[Records]

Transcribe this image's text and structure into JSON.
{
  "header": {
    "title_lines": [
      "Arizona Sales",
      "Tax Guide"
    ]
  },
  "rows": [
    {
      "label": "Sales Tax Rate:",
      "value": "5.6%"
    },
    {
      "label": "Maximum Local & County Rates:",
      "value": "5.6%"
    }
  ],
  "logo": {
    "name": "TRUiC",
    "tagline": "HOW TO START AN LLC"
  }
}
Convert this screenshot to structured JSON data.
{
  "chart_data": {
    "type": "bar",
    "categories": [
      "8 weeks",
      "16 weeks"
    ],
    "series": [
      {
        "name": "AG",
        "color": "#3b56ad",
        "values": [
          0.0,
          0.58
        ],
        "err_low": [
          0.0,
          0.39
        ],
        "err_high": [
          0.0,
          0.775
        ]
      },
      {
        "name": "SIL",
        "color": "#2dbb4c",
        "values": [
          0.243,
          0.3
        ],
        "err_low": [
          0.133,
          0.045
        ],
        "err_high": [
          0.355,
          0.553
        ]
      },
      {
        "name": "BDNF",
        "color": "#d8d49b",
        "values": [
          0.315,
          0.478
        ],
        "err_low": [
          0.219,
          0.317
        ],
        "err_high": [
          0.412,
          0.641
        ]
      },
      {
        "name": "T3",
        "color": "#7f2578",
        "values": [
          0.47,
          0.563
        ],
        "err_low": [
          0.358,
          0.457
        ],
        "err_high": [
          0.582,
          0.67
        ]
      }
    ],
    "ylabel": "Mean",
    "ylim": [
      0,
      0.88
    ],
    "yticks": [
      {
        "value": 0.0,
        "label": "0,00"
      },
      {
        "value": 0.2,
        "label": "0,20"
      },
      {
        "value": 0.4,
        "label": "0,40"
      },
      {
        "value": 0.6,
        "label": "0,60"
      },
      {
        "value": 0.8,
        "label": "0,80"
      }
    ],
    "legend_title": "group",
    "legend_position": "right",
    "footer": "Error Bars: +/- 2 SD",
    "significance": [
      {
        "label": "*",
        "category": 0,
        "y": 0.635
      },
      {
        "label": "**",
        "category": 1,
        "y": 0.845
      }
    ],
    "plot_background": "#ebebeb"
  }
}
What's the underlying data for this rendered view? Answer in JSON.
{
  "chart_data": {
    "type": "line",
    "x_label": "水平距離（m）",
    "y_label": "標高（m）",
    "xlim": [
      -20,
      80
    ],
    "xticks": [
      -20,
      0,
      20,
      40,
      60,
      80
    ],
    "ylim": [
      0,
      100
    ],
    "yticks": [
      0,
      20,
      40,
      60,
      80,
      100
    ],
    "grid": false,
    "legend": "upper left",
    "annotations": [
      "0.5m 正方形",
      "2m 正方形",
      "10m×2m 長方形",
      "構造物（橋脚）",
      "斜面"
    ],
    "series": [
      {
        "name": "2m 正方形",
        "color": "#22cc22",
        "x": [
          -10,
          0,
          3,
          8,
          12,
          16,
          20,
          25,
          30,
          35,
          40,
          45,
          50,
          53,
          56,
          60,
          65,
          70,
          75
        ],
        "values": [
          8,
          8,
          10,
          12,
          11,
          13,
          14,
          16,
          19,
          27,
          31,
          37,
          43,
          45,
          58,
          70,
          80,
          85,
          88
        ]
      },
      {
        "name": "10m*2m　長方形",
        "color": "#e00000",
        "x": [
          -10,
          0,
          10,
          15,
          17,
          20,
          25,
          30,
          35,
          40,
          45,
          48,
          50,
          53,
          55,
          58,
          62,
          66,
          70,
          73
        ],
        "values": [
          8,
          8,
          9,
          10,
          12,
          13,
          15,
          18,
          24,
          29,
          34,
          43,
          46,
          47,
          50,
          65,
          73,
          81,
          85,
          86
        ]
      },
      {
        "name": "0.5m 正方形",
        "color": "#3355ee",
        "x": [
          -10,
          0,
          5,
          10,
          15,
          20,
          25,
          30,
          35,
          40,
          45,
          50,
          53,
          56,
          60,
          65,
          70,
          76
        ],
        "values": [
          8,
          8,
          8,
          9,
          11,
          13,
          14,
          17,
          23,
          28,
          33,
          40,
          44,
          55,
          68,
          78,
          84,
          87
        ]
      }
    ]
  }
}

§ **Your objective**
Extract all of the data shown above without alteration.

§ **Result**
Transcribe this image's text and structure into JSON.
{
  "header": {
    "title_lines": [
      "Arizona Sales",
      "Tax Guide"
    ]
  },
  "rows": [
    {
      "label": "Sales Tax Rate:",
      "value": "5.6%"
    },
    {
      "label": "Maximum Local & County Rates:",
      "value": "5.6%"
    }
  ],
  "logo": {
    "name": "TRUiC",
    "tagline": "HOW TO START AN LLC"
  }
}
Convert this screenshot to structured JSON data.
{
  "chart_data": {
    "type": "bar",
    "categories": [
      "8 weeks",
      "16 weeks"
    ],
    "series": [
      {
        "name": "AG",
        "color": "#3b56ad",
        "values": [
          0.0,
          0.58
        ],
        "err_low": [
          0.0,
          0.39
        ],
        "err_high": [
          0.0,
          0.775
        ]
      },
      {
        "name": "SIL",
        "color": "#2dbb4c",
        "values": [
          0.243,
          0.3
        ],
        "err_low": [
          0.133,
          0.045
        ],
        "err_high": [
          0.355,
          0.553
        ]
      },
      {
        "name": "BDNF",
        "color": "#d8d49b",
        "values": [
          0.315,
          0.478
        ],
        "err_low": [
          0.219,
          0.317
        ],
        "err_high": [
          0.412,
          0.641
        ]
      },
      {
        "name": "T3",
        "color": "#7f2578",
        "values": [
          0.47,
          0.563
        ],
        "err_low": [
          0.358,
          0.457
        ],
        "err_high": [
          0.582,
          0.67
        ]
      }
    ],
    "ylabel": "Mean",
    "ylim": [
      0,
      0.88
    ],
    "yticks": [
      {
        "value": 0.0,
        "label": "0,00"
      },
      {
        "value": 0.2,
        "label": "0,20"
      },
      {
        "value": 0.4,
        "label": "0,40"
      },
      {
        "value": 0.6,
        "label": "0,60"
      },
      {
        "value": 0.8,
        "label": "0,80"
      }
    ],
    "legend_title": "group",
    "legend_position": "right",
    "footer": "Error Bars: +/- 2 SD",
    "significance": [
      {
        "label": "*",
        "category": 0,
        "y": 0.635
      },
      {
        "label": "**",
        "category": 1,
        "y": 0.845
      }
    ],
    "plot_background": "#ebebeb"
  }
}
What's the underlying data for this rendered view? Answer in JSON.
{
  "chart_data": {
    "type": "line",
    "x_label": "水平距離（m）",
    "y_label": "標高（m）",
    "xlim": [
      -20,
      80
    ],
    "xticks": [
      -20,
      0,
      20,
      40,
      60,
      80
    ],
    "ylim": [
      0,
      100
    ],
    "yticks": [
      0,
      20,
      40,
      60,
      80,
      100
    ],
    "grid": false,
    "legend": "upper left",
    "annotations": [
      "0.5m 正方形",
      "2m 正方形",
      "10m×2m 長方形",
      "構造物（橋脚）",
      "斜面"
    ],
    "series": [
      {
        "name": "2m 正方形",
        "color": "#22cc22",
        "x": [
          -10,
          0,
          3,
          8,
          12,
          16,
          20,
          25,
          30,
          35,
          40,
          45,
          50,
          53,
          56,
          60,
          65,
          70,
          75
        ],
        "values": [
          8,
          8,
          10,
          12,
          11,
          13,
          14,
          16,
          19,
          27,
          31,
          37,
          43,
          45,
          58,
          70,
          80,
          85,
          88
        ]
      },
      {
        "name": "10m*2m　長方形",
        "color": "#e00000",
        "x": [
          -10,
          0,
          10,
          15,
          17,
          20,
          25,
          30,
          35,
          40,
          45,
          48,
          50,
          53,
          55,
          58,
          62,
          66,
          70,
          73
        ],
        "values": [
          8,
          8,
          9,
          10,
          12,
          13,
          15,
          18,
          24,
          29,
          34,
          43,
          46,
          47,
          50,
          65,
          73,
          81,
          85,
          86
        ]
      },
      {
        "name": "0.5m 正方形",
        "color": "#3355ee",
        "x": [
          -10,
          0,
          5,
          10,
          15,
          20,
          25,
          30,
          35,
          40,
          45,
          50,
          53,
          56,
          60,
          65,
          70,
          76
        ],
        "values": [
          8,
          8,
          8,
          9,
          11,
          13,
          14,
          17,
          23,
          28,
          33,
          40,
          44,
          55,
          68,
          78,
          84,
          87
        ]
      }
    ]
  }
}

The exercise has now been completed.